>> begin Data for this exercise
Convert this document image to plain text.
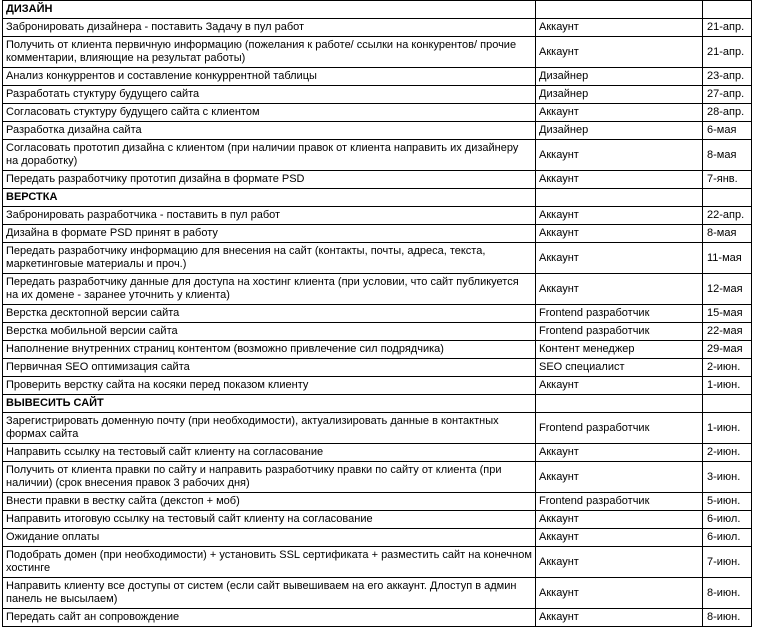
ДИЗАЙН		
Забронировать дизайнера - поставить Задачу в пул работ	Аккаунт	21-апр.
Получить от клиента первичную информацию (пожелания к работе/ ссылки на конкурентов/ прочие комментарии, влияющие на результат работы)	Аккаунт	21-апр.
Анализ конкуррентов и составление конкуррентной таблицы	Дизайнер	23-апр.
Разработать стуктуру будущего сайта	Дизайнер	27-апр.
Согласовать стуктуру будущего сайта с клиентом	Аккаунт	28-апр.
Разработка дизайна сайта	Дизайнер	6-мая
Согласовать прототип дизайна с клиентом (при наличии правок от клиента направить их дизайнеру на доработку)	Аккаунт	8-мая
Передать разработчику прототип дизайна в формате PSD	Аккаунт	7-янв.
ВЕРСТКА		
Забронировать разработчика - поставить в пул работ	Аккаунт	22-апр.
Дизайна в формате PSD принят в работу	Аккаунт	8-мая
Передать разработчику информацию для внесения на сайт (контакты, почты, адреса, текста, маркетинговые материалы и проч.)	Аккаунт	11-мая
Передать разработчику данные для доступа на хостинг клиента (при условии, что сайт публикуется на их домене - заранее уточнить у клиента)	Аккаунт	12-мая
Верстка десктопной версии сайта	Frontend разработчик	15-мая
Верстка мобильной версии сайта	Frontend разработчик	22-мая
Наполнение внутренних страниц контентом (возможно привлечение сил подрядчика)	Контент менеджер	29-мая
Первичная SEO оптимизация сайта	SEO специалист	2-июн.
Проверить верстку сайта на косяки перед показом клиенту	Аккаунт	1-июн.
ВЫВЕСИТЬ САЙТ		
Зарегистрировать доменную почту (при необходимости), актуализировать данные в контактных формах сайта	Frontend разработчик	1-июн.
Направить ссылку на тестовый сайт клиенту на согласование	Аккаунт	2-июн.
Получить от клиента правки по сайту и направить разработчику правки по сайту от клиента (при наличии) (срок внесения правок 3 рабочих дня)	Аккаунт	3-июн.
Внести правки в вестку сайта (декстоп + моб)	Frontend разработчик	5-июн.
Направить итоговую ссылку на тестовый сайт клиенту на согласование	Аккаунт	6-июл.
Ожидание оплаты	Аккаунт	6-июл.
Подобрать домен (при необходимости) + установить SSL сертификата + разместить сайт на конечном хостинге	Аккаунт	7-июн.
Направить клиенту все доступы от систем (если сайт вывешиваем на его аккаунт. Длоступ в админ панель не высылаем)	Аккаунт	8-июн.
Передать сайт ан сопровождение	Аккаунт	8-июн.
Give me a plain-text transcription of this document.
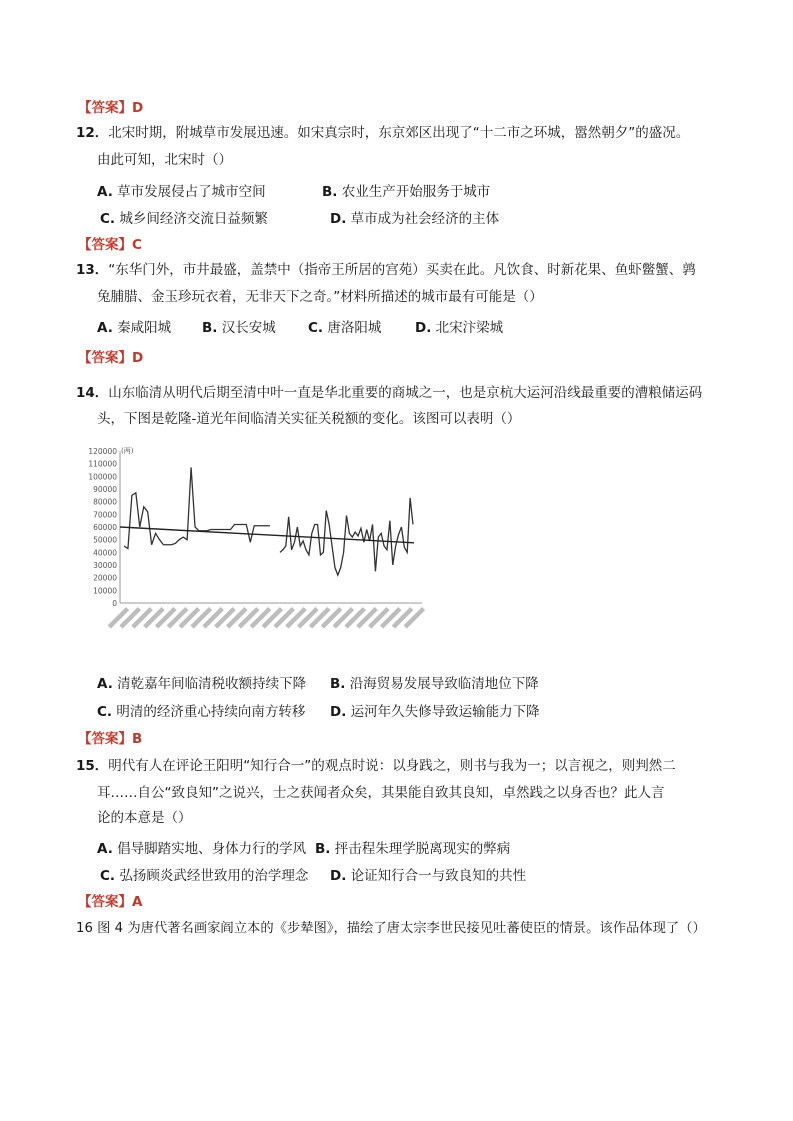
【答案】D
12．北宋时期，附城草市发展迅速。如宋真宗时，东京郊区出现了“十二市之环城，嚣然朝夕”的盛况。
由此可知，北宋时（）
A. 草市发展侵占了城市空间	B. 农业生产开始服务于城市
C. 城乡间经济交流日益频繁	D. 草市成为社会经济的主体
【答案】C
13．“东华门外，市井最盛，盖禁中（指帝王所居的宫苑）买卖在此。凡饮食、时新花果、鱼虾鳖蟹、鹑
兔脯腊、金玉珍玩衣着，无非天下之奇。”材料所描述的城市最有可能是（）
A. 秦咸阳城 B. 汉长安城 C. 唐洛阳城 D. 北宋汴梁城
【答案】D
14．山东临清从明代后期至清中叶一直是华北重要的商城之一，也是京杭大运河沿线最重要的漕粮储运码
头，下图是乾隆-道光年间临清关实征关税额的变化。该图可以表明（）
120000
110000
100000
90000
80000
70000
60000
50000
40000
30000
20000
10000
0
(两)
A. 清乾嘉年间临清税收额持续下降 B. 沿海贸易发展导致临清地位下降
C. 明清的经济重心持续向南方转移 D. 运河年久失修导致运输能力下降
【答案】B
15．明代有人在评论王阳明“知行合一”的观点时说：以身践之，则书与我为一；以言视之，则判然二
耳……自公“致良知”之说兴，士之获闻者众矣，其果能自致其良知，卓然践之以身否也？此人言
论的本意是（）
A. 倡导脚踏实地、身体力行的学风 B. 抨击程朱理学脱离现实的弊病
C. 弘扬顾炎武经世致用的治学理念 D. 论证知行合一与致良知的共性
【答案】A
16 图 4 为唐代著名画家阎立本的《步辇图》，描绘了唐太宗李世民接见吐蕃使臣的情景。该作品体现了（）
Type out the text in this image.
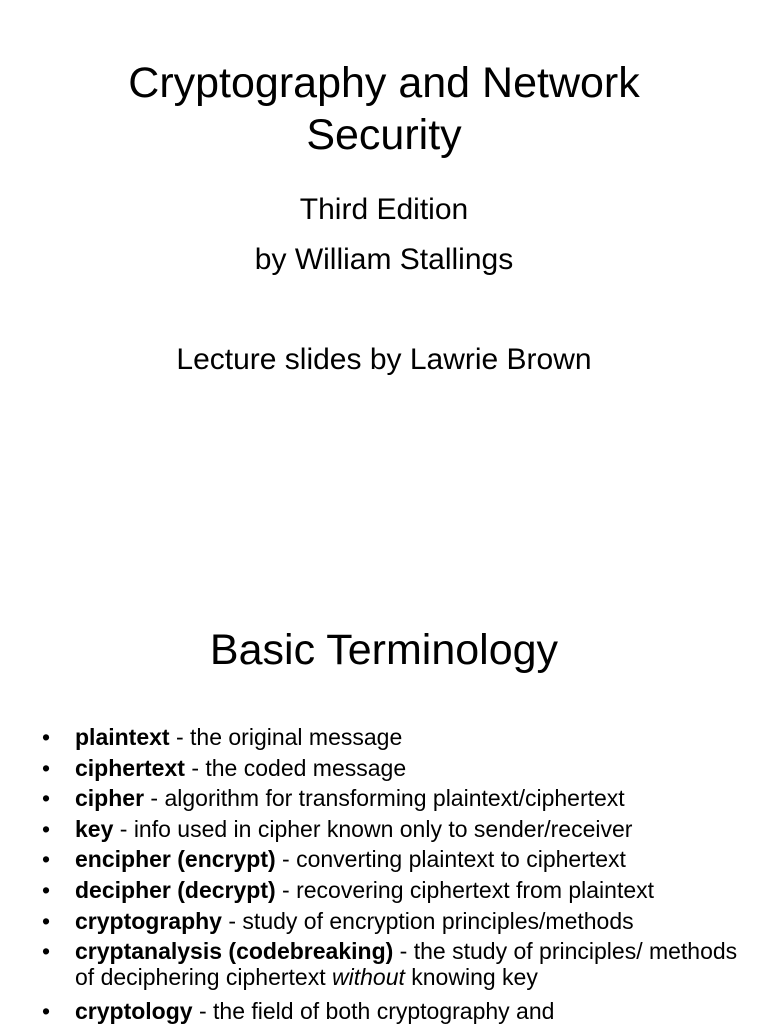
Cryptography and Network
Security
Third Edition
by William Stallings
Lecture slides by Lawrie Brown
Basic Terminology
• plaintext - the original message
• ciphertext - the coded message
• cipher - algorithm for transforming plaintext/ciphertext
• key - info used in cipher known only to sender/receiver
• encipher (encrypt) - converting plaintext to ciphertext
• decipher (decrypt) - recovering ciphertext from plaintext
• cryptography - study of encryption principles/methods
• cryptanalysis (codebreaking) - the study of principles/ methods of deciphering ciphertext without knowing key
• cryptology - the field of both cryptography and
>> end Data for this exercise
Description of the task —
The pictures in the entries should be left out; output everything else exactly.

Answer for the task —
Convert this document image to plain text.
ДИЗАЙН		
Забронировать дизайнера - поставить Задачу в пул работ	Аккаунт	21-апр.
Получить от клиента первичную информацию (пожелания к работе/ ссылки на конкурентов/ прочие комментарии, влияющие на результат работы)	Аккаунт	21-апр.
Анализ конкуррентов и составление конкуррентной таблицы	Дизайнер	23-апр.
Разработать стуктуру будущего сайта	Дизайнер	27-апр.
Согласовать стуктуру будущего сайта с клиентом	Аккаунт	28-апр.
Разработка дизайна сайта	Дизайнер	6-мая
Согласовать прототип дизайна с клиентом (при наличии правок от клиента направить их дизайнеру на доработку)	Аккаунт	8-мая
Передать разработчику прототип дизайна в формате PSD	Аккаунт	7-янв.
ВЕРСТКА		
Забронировать разработчика - поставить в пул работ	Аккаунт	22-апр.
Дизайна в формате PSD принят в работу	Аккаунт	8-мая
Передать разработчику информацию для внесения на сайт (контакты, почты, адреса, текста, маркетинговые материалы и проч.)	Аккаунт	11-мая
Передать разработчику данные для доступа на хостинг клиента (при условии, что сайт публикуется на их домене - заранее уточнить у клиента)	Аккаунт	12-мая
Верстка десктопной версии сайта	Frontend разработчик	15-мая
Верстка мобильной версии сайта	Frontend разработчик	22-мая
Наполнение внутренних страниц контентом (возможно привлечение сил подрядчика)	Контент менеджер	29-мая
Первичная SEO оптимизация сайта	SEO специалист	2-июн.
Проверить верстку сайта на косяки перед показом клиенту	Аккаунт	1-июн.
ВЫВЕСИТЬ САЙТ		
Зарегистрировать доменную почту (при необходимости), актуализировать данные в контактных формах сайта	Frontend разработчик	1-июн.
Направить ссылку на тестовый сайт клиенту на согласование	Аккаунт	2-июн.
Получить от клиента правки по сайту и направить разработчику правки по сайту от клиента (при наличии) (срок внесения правок 3 рабочих дня)	Аккаунт	3-июн.
Внести правки в вестку сайта (декстоп + моб)	Frontend разработчик	5-июн.
Направить итоговую ссылку на тестовый сайт клиенту на согласование	Аккаунт	6-июл.
Ожидание оплаты	Аккаунт	6-июл.
Подобрать домен (при необходимости) + установить SSL сертификата + разместить сайт на конечном хостинге	Аккаунт	7-июн.
Направить клиенту все доступы от систем (если сайт вывешиваем на его аккаунт. Длоступ в админ панель не высылаем)	Аккаунт	8-июн.
Передать сайт ан сопровождение	Аккаунт	8-июн.
Give me a plain-text transcription of this document.
【答案】D
12．北宋时期，附城草市发展迅速。如宋真宗时，东京郊区出现了“十二市之环城，嚣然朝夕”的盛况。
由此可知，北宋时（）
A. 草市发展侵占了城市空间	B. 农业生产开始服务于城市
C. 城乡间经济交流日益频繁	D. 草市成为社会经济的主体
【答案】C
13．“东华门外，市井最盛，盖禁中（指帝王所居的宫苑）买卖在此。凡饮食、时新花果、鱼虾鳖蟹、鹑
兔脯腊、金玉珍玩衣着，无非天下之奇。”材料所描述的城市最有可能是（）
A. 秦咸阳城 B. 汉长安城 C. 唐洛阳城 D. 北宋汴梁城
【答案】D
14．山东临清从明代后期至清中叶一直是华北重要的商城之一，也是京杭大运河沿线最重要的漕粮储运码
头，下图是乾隆-道光年间临清关实征关税额的变化。该图可以表明（）
120000
110000
100000
90000
80000
70000
60000
50000
40000
30000
20000
10000
0
(两)
A. 清乾嘉年间临清税收额持续下降 B. 沿海贸易发展导致临清地位下降
C. 明清的经济重心持续向南方转移 D. 运河年久失修导致运输能力下降
【答案】B
15．明代有人在评论王阳明“知行合一”的观点时说：以身践之，则书与我为一；以言视之，则判然二
耳……自公“致良知”之说兴，士之获闻者众矣，其果能自致其良知，卓然践之以身否也？此人言
论的本意是（）
A. 倡导脚踏实地、身体力行的学风 B. 抨击程朱理学脱离现实的弊病
C. 弘扬顾炎武经世致用的治学理念 D. 论证知行合一与致良知的共性
【答案】A
16 图 4 为唐代著名画家阎立本的《步辇图》，描绘了唐太宗李世民接见吐蕃使臣的情景。该作品体现了（）
Type out the text in this image.
Cryptography and Network
Security
Third Edition
by William Stallings
Lecture slides by Lawrie Brown
Basic Terminology
• plaintext - the original message
• ciphertext - the coded message
• cipher - algorithm for transforming plaintext/ciphertext
• key - info used in cipher known only to sender/receiver
• encipher (encrypt) - converting plaintext to ciphertext
• decipher (decrypt) - recovering ciphertext from plaintext
• cryptography - study of encryption principles/methods
• cryptanalysis (codebreaking) - the study of principles/ methods of deciphering ciphertext without knowing key
• cryptology - the field of both cryptography and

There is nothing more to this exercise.